Records from a collection of figures
>>>>>
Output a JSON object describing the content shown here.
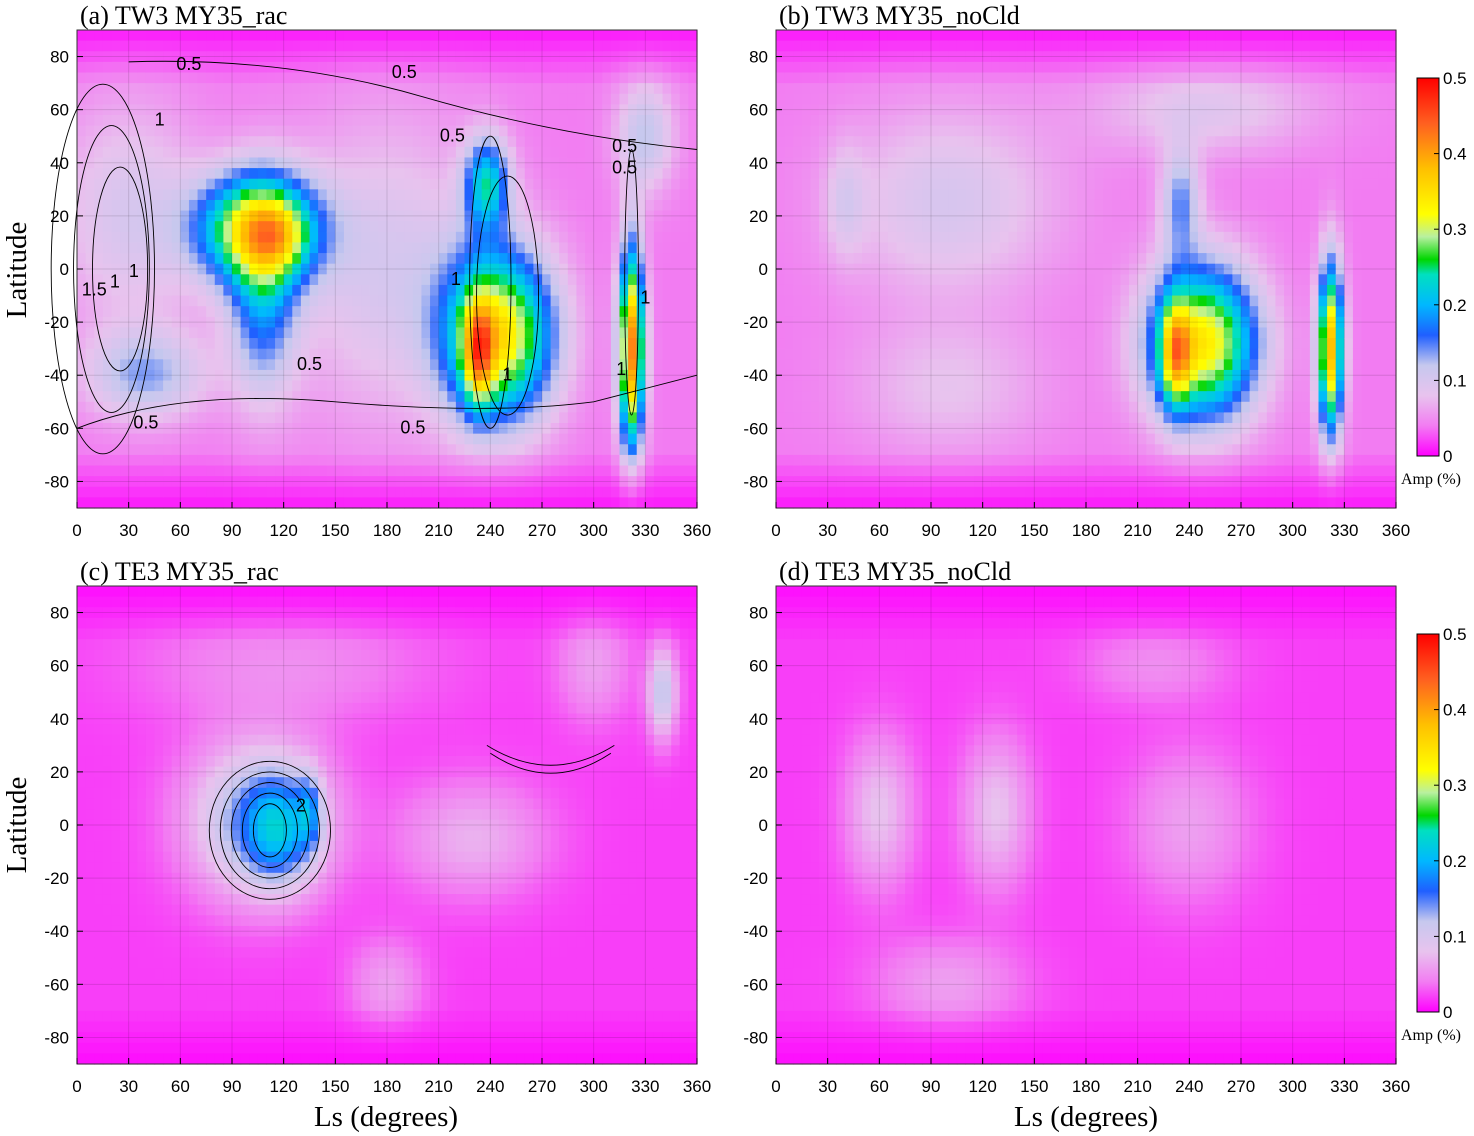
{
  "chart_data": [
    {
      "type": "heatmap",
      "title": "(a)   TW3   MY35_rac",
      "xlabel": "",
      "ylabel": "Latitude",
      "xlim": [
        0,
        360
      ],
      "ylim": [
        -90,
        90
      ],
      "grid": true,
      "xticks": [
        0,
        30,
        60,
        90,
        120,
        150,
        180,
        210,
        240,
        270,
        300,
        330,
        360
      ],
      "yticks": [
        -80,
        -60,
        -40,
        -20,
        0,
        20,
        40,
        60,
        80
      ],
      "background": 0.04,
      "blobs": [
        {
          "ls": 105,
          "lat": 15,
          "sls": 24,
          "slat": 14,
          "amp": 0.28
        },
        {
          "ls": 120,
          "lat": 12,
          "sls": 10,
          "slat": 9,
          "amp": 0.05
        },
        {
          "ls": 108,
          "lat": -10,
          "sls": 14,
          "slat": 26,
          "amp": 0.13
        },
        {
          "ls": 245,
          "lat": -25,
          "sls": 22,
          "slat": 22,
          "amp": 0.3
        },
        {
          "ls": 233,
          "lat": -32,
          "sls": 6,
          "slat": 14,
          "amp": 0.18
        },
        {
          "ls": 238,
          "lat": 32,
          "sls": 9,
          "slat": 12,
          "amp": 0.18
        },
        {
          "ls": 322,
          "lat": -30,
          "sls": 5,
          "slat": 26,
          "amp": 0.38
        },
        {
          "ls": 40,
          "lat": -40,
          "sls": 25,
          "slat": 12,
          "amp": 0.09
        },
        {
          "ls": 30,
          "lat": 20,
          "sls": 30,
          "slat": 30,
          "amp": 0.06
        },
        {
          "ls": 180,
          "lat": 0,
          "sls": 40,
          "slat": 40,
          "amp": 0.06
        },
        {
          "ls": 330,
          "lat": 50,
          "sls": 12,
          "slat": 15,
          "amp": 0.08
        }
      ],
      "contour_labels": [
        "0.5",
        "0.5",
        "0.5",
        "0.5",
        "0.5",
        "0.5",
        "0.5",
        "0.5",
        "1",
        "1",
        "1",
        "1",
        "1",
        "1",
        "1",
        "1.5"
      ]
    },
    {
      "type": "heatmap",
      "title": "(b)   TW3   MY35_noCld",
      "xlabel": "",
      "ylabel": "",
      "xlim": [
        0,
        360
      ],
      "ylim": [
        -90,
        90
      ],
      "grid": true,
      "xticks": [
        0,
        30,
        60,
        90,
        120,
        150,
        180,
        210,
        240,
        270,
        300,
        330,
        360
      ],
      "yticks": [
        -80,
        -60,
        -40,
        -20,
        0,
        20,
        40,
        60,
        80
      ],
      "background": 0.04,
      "blobs": [
        {
          "ls": 100,
          "lat": 25,
          "sls": 45,
          "slat": 25,
          "amp": 0.06
        },
        {
          "ls": 40,
          "lat": 25,
          "sls": 8,
          "slat": 15,
          "amp": 0.04
        },
        {
          "ls": 100,
          "lat": -45,
          "sls": 40,
          "slat": 18,
          "amp": 0.04
        },
        {
          "ls": 248,
          "lat": -28,
          "sls": 22,
          "slat": 20,
          "amp": 0.3
        },
        {
          "ls": 232,
          "lat": -32,
          "sls": 6,
          "slat": 14,
          "amp": 0.18
        },
        {
          "ls": 235,
          "lat": 25,
          "sls": 8,
          "slat": 14,
          "amp": 0.1
        },
        {
          "ls": 322,
          "lat": -30,
          "sls": 5,
          "slat": 22,
          "amp": 0.34
        },
        {
          "ls": 250,
          "lat": 60,
          "sls": 45,
          "slat": 12,
          "amp": 0.05
        }
      ]
    },
    {
      "type": "heatmap",
      "title": "(c)   TE3   MY35_rac",
      "xlabel": "Ls (degrees)",
      "ylabel": "Latitude",
      "xlim": [
        0,
        360
      ],
      "ylim": [
        -90,
        90
      ],
      "grid": true,
      "xticks": [
        0,
        30,
        60,
        90,
        120,
        150,
        180,
        210,
        240,
        270,
        300,
        330,
        360
      ],
      "yticks": [
        -80,
        -60,
        -40,
        -20,
        0,
        20,
        40,
        60,
        80
      ],
      "background": 0.02,
      "blobs": [
        {
          "ls": 105,
          "lat": 2,
          "sls": 28,
          "slat": 20,
          "amp": 0.12
        },
        {
          "ls": 118,
          "lat": -2,
          "sls": 14,
          "slat": 14,
          "amp": 0.1
        },
        {
          "ls": 135,
          "lat": 5,
          "sls": 5,
          "slat": 10,
          "amp": 0.08
        },
        {
          "ls": 230,
          "lat": -5,
          "sls": 30,
          "slat": 15,
          "amp": 0.05
        },
        {
          "ls": 340,
          "lat": 50,
          "sls": 6,
          "slat": 12,
          "amp": 0.1
        },
        {
          "ls": 300,
          "lat": 60,
          "sls": 15,
          "slat": 15,
          "amp": 0.04
        },
        {
          "ls": 120,
          "lat": 60,
          "sls": 60,
          "slat": 15,
          "amp": 0.03
        },
        {
          "ls": 180,
          "lat": -60,
          "sls": 15,
          "slat": 12,
          "amp": 0.04
        }
      ],
      "contour_labels": [
        "2"
      ]
    },
    {
      "type": "heatmap",
      "title": "(d)   TE3   MY35_noCld",
      "xlabel": "Ls (degrees)",
      "ylabel": "",
      "xlim": [
        0,
        360
      ],
      "ylim": [
        -90,
        90
      ],
      "grid": true,
      "xticks": [
        0,
        30,
        60,
        90,
        120,
        150,
        180,
        210,
        240,
        270,
        300,
        330,
        360
      ],
      "yticks": [
        -80,
        -60,
        -40,
        -20,
        0,
        20,
        40,
        60,
        80
      ],
      "background": 0.02,
      "blobs": [
        {
          "ls": 60,
          "lat": 5,
          "sls": 14,
          "slat": 20,
          "amp": 0.06
        },
        {
          "ls": 128,
          "lat": 5,
          "sls": 14,
          "slat": 20,
          "amp": 0.06
        },
        {
          "ls": 100,
          "lat": -60,
          "sls": 30,
          "slat": 12,
          "amp": 0.04
        },
        {
          "ls": 240,
          "lat": 0,
          "sls": 25,
          "slat": 20,
          "amp": 0.04
        },
        {
          "ls": 220,
          "lat": 60,
          "sls": 30,
          "slat": 10,
          "amp": 0.03
        }
      ]
    }
  ],
  "colorbar": {
    "ticks": [
      "0",
      "0.1",
      "0.2",
      "0.3",
      "0.4",
      "0.5"
    ],
    "unit": "Amp (%)",
    "range": [
      0,
      0.5
    ]
  }
}
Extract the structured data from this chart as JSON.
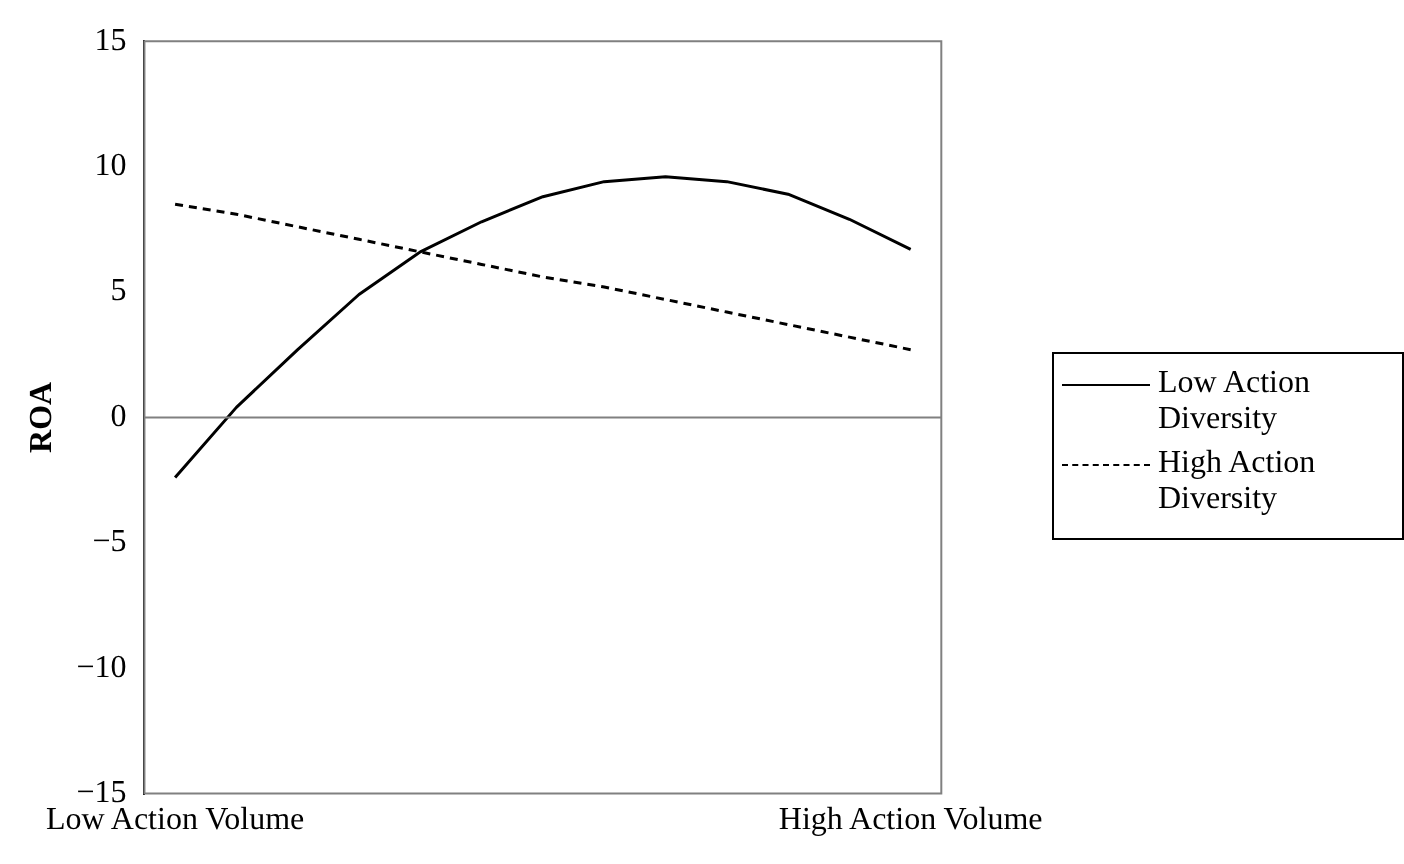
<<<<<
> **Exercise requirements**:
Make a word-for-word copy of the entries, without any pictures.

> **The response**:
Output a JSON object describing the content shown here.
{
  "chart_data": [
    {
      "type": "heatmap",
      "title": "(a)   TW3   MY35_rac",
      "xlabel": "",
      "ylabel": "Latitude",
      "xlim": [
        0,
        360
      ],
      "ylim": [
        -90,
        90
      ],
      "grid": true,
      "xticks": [
        0,
        30,
        60,
        90,
        120,
        150,
        180,
        210,
        240,
        270,
        300,
        330,
        360
      ],
      "yticks": [
        -80,
        -60,
        -40,
        -20,
        0,
        20,
        40,
        60,
        80
      ],
      "background": 0.04,
      "blobs": [
        {
          "ls": 105,
          "lat": 15,
          "sls": 24,
          "slat": 14,
          "amp": 0.28
        },
        {
          "ls": 120,
          "lat": 12,
          "sls": 10,
          "slat": 9,
          "amp": 0.05
        },
        {
          "ls": 108,
          "lat": -10,
          "sls": 14,
          "slat": 26,
          "amp": 0.13
        },
        {
          "ls": 245,
          "lat": -25,
          "sls": 22,
          "slat": 22,
          "amp": 0.3
        },
        {
          "ls": 233,
          "lat": -32,
          "sls": 6,
          "slat": 14,
          "amp": 0.18
        },
        {
          "ls": 238,
          "lat": 32,
          "sls": 9,
          "slat": 12,
          "amp": 0.18
        },
        {
          "ls": 322,
          "lat": -30,
          "sls": 5,
          "slat": 26,
          "amp": 0.38
        },
        {
          "ls": 40,
          "lat": -40,
          "sls": 25,
          "slat": 12,
          "amp": 0.09
        },
        {
          "ls": 30,
          "lat": 20,
          "sls": 30,
          "slat": 30,
          "amp": 0.06
        },
        {
          "ls": 180,
          "lat": 0,
          "sls": 40,
          "slat": 40,
          "amp": 0.06
        },
        {
          "ls": 330,
          "lat": 50,
          "sls": 12,
          "slat": 15,
          "amp": 0.08
        }
      ],
      "contour_labels": [
        "0.5",
        "0.5",
        "0.5",
        "0.5",
        "0.5",
        "0.5",
        "0.5",
        "0.5",
        "1",
        "1",
        "1",
        "1",
        "1",
        "1",
        "1",
        "1.5"
      ]
    },
    {
      "type": "heatmap",
      "title": "(b)   TW3   MY35_noCld",
      "xlabel": "",
      "ylabel": "",
      "xlim": [
        0,
        360
      ],
      "ylim": [
        -90,
        90
      ],
      "grid": true,
      "xticks": [
        0,
        30,
        60,
        90,
        120,
        150,
        180,
        210,
        240,
        270,
        300,
        330,
        360
      ],
      "yticks": [
        -80,
        -60,
        -40,
        -20,
        0,
        20,
        40,
        60,
        80
      ],
      "background": 0.04,
      "blobs": [
        {
          "ls": 100,
          "lat": 25,
          "sls": 45,
          "slat": 25,
          "amp": 0.06
        },
        {
          "ls": 40,
          "lat": 25,
          "sls": 8,
          "slat": 15,
          "amp": 0.04
        },
        {
          "ls": 100,
          "lat": -45,
          "sls": 40,
          "slat": 18,
          "amp": 0.04
        },
        {
          "ls": 248,
          "lat": -28,
          "sls": 22,
          "slat": 20,
          "amp": 0.3
        },
        {
          "ls": 232,
          "lat": -32,
          "sls": 6,
          "slat": 14,
          "amp": 0.18
        },
        {
          "ls": 235,
          "lat": 25,
          "sls": 8,
          "slat": 14,
          "amp": 0.1
        },
        {
          "ls": 322,
          "lat": -30,
          "sls": 5,
          "slat": 22,
          "amp": 0.34
        },
        {
          "ls": 250,
          "lat": 60,
          "sls": 45,
          "slat": 12,
          "amp": 0.05
        }
      ]
    },
    {
      "type": "heatmap",
      "title": "(c)   TE3   MY35_rac",
      "xlabel": "Ls (degrees)",
      "ylabel": "Latitude",
      "xlim": [
        0,
        360
      ],
      "ylim": [
        -90,
        90
      ],
      "grid": true,
      "xticks": [
        0,
        30,
        60,
        90,
        120,
        150,
        180,
        210,
        240,
        270,
        300,
        330,
        360
      ],
      "yticks": [
        -80,
        -60,
        -40,
        -20,
        0,
        20,
        40,
        60,
        80
      ],
      "background": 0.02,
      "blobs": [
        {
          "ls": 105,
          "lat": 2,
          "sls": 28,
          "slat": 20,
          "amp": 0.12
        },
        {
          "ls": 118,
          "lat": -2,
          "sls": 14,
          "slat": 14,
          "amp": 0.1
        },
        {
          "ls": 135,
          "lat": 5,
          "sls": 5,
          "slat": 10,
          "amp": 0.08
        },
        {
          "ls": 230,
          "lat": -5,
          "sls": 30,
          "slat": 15,
          "amp": 0.05
        },
        {
          "ls": 340,
          "lat": 50,
          "sls": 6,
          "slat": 12,
          "amp": 0.1
        },
        {
          "ls": 300,
          "lat": 60,
          "sls": 15,
          "slat": 15,
          "amp": 0.04
        },
        {
          "ls": 120,
          "lat": 60,
          "sls": 60,
          "slat": 15,
          "amp": 0.03
        },
        {
          "ls": 180,
          "lat": -60,
          "sls": 15,
          "slat": 12,
          "amp": 0.04
        }
      ],
      "contour_labels": [
        "2"
      ]
    },
    {
      "type": "heatmap",
      "title": "(d)   TE3   MY35_noCld",
      "xlabel": "Ls (degrees)",
      "ylabel": "",
      "xlim": [
        0,
        360
      ],
      "ylim": [
        -90,
        90
      ],
      "grid": true,
      "xticks": [
        0,
        30,
        60,
        90,
        120,
        150,
        180,
        210,
        240,
        270,
        300,
        330,
        360
      ],
      "yticks": [
        -80,
        -60,
        -40,
        -20,
        0,
        20,
        40,
        60,
        80
      ],
      "background": 0.02,
      "blobs": [
        {
          "ls": 60,
          "lat": 5,
          "sls": 14,
          "slat": 20,
          "amp": 0.06
        },
        {
          "ls": 128,
          "lat": 5,
          "sls": 14,
          "slat": 20,
          "amp": 0.06
        },
        {
          "ls": 100,
          "lat": -60,
          "sls": 30,
          "slat": 12,
          "amp": 0.04
        },
        {
          "ls": 240,
          "lat": 0,
          "sls": 25,
          "slat": 20,
          "amp": 0.04
        },
        {
          "ls": 220,
          "lat": 60,
          "sls": 30,
          "slat": 10,
          "amp": 0.03
        }
      ]
    }
  ],
  "colorbar": {
    "ticks": [
      "0",
      "0.1",
      "0.2",
      "0.3",
      "0.4",
      "0.5"
    ],
    "unit": "Amp (%)",
    "range": [
      0,
      0.5
    ]
  }
}
Extract the structured data from this chart as JSON.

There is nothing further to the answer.